* _Exercise_: Restate the whole listing exactly.

──────── Material for this exercise ────────

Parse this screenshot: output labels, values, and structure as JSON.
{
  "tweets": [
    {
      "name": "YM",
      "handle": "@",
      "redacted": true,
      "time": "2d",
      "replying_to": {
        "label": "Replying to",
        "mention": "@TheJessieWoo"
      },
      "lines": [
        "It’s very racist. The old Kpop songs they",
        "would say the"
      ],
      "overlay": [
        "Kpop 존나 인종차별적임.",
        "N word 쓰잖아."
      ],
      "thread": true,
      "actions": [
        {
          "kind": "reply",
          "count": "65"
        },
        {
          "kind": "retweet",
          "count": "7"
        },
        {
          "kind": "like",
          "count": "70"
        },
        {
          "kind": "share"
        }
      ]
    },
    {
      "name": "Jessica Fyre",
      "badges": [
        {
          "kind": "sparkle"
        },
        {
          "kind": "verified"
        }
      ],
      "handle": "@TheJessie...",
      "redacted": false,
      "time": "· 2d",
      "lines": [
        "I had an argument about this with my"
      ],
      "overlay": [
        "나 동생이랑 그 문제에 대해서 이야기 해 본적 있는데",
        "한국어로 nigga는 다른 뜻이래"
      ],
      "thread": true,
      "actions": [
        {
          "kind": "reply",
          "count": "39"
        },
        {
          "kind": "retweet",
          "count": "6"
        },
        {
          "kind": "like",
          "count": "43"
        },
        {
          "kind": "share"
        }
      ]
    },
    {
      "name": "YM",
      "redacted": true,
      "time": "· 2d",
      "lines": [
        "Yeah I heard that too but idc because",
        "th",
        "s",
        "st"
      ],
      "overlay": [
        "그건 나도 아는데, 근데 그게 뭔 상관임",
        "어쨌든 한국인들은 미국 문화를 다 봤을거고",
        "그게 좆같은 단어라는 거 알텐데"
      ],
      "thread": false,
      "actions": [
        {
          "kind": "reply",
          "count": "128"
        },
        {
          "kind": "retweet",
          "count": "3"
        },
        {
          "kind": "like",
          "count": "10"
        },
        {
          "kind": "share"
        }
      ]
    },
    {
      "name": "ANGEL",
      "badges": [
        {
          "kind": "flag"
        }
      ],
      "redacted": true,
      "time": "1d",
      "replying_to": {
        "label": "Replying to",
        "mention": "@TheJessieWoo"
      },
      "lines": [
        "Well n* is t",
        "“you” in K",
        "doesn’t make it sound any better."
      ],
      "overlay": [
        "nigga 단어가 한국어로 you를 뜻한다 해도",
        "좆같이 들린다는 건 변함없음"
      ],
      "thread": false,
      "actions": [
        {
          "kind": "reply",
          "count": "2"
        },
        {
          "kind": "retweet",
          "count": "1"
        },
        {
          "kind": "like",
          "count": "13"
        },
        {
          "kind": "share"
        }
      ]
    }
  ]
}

────────

* _Exercise output_:
Parse this screenshot: output labels, values, and structure as JSON.
{
  "tweets": [
    {
      "name": "YM",
      "handle": "@",
      "redacted": true,
      "time": "2d",
      "replying_to": {
        "label": "Replying to",
        "mention": "@TheJessieWoo"
      },
      "lines": [
        "It’s very racist. The old Kpop songs they",
        "would say the"
      ],
      "overlay": [
        "Kpop 존나 인종차별적임.",
        "N word 쓰잖아."
      ],
      "thread": true,
      "actions": [
        {
          "kind": "reply",
          "count": "65"
        },
        {
          "kind": "retweet",
          "count": "7"
        },
        {
          "kind": "like",
          "count": "70"
        },
        {
          "kind": "share"
        }
      ]
    },
    {
      "name": "Jessica Fyre",
      "badges": [
        {
          "kind": "sparkle"
        },
        {
          "kind": "verified"
        }
      ],
      "handle": "@TheJessie...",
      "redacted": false,
      "time": "· 2d",
      "lines": [
        "I had an argument about this with my"
      ],
      "overlay": [
        "나 동생이랑 그 문제에 대해서 이야기 해 본적 있는데",
        "한국어로 nigga는 다른 뜻이래"
      ],
      "thread": true,
      "actions": [
        {
          "kind": "reply",
          "count": "39"
        },
        {
          "kind": "retweet",
          "count": "6"
        },
        {
          "kind": "like",
          "count": "43"
        },
        {
          "kind": "share"
        }
      ]
    },
    {
      "name": "YM",
      "redacted": true,
      "time": "· 2d",
      "lines": [
        "Yeah I heard that too but idc because",
        "th",
        "s",
        "st"
      ],
      "overlay": [
        "그건 나도 아는데, 근데 그게 뭔 상관임",
        "어쨌든 한국인들은 미국 문화를 다 봤을거고",
        "그게 좆같은 단어라는 거 알텐데"
      ],
      "thread": false,
      "actions": [
        {
          "kind": "reply",
          "count": "128"
        },
        {
          "kind": "retweet",
          "count": "3"
        },
        {
          "kind": "like",
          "count": "10"
        },
        {
          "kind": "share"
        }
      ]
    },
    {
      "name": "ANGEL",
      "badges": [
        {
          "kind": "flag"
        }
      ],
      "redacted": true,
      "time": "1d",
      "replying_to": {
        "label": "Replying to",
        "mention": "@TheJessieWoo"
      },
      "lines": [
        "Well n* is t",
        "“you” in K",
        "doesn’t make it sound any better."
      ],
      "overlay": [
        "nigga 단어가 한국어로 you를 뜻한다 해도",
        "좆같이 들린다는 건 변함없음"
      ],
      "thread": false,
      "actions": [
        {
          "kind": "reply",
          "count": "2"
        },
        {
          "kind": "retweet",
          "count": "1"
        },
        {
          "kind": "like",
          "count": "13"
        },
        {
          "kind": "share"
        }
      ]
    }
  ]
}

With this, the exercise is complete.